● **WORK TO COMPLETE**
Return each line that holds the word "توفر".

● **SUPPLIED RECORDS**
━━━━━━
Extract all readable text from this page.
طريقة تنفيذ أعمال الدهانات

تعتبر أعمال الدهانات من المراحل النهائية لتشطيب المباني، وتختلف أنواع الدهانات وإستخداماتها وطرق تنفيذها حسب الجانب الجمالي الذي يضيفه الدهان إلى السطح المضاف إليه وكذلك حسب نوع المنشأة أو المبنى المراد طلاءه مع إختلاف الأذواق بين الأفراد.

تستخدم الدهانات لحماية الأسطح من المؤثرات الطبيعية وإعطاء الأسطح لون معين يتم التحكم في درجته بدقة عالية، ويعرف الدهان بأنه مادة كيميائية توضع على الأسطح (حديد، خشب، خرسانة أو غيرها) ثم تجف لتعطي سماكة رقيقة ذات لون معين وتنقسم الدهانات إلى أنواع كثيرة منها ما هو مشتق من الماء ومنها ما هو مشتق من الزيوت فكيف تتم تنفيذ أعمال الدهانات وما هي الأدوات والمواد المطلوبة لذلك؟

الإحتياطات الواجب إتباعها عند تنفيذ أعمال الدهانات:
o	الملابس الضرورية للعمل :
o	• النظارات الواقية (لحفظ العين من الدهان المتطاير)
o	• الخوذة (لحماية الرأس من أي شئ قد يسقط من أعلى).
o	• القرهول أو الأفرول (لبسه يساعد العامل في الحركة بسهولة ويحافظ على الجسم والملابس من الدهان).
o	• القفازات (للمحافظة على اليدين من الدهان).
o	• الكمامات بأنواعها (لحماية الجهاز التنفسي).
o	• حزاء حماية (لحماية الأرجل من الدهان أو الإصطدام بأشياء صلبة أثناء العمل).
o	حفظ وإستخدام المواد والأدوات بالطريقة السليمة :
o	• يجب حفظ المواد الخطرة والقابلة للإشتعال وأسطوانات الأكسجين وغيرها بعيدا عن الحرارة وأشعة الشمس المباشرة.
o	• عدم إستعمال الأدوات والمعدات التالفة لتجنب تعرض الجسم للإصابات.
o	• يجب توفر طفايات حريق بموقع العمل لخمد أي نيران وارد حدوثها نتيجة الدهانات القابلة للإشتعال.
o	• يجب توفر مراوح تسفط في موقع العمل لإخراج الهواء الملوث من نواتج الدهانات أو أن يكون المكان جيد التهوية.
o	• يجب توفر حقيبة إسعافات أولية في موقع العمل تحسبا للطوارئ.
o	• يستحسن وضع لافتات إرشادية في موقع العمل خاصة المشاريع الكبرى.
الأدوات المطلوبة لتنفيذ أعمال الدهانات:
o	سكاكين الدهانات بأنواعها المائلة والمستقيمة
━━━━━━
● **EXERCISE OUTPUT**
o	• يجب توفر طفايات حريق بموقع العمل لخمد أي نيران وارد حدوثها نتيجة الدهانات القابلة للإشتعال.
o	• يجب توفر مراوح تسفط في موقع العمل لإخراج الهواء الملوث من نواتج الدهانات أو أن يكون المكان جيد التهوية.
o	• يجب توفر حقيبة إسعافات أولية في موقع العمل تحسبا للطوارئ.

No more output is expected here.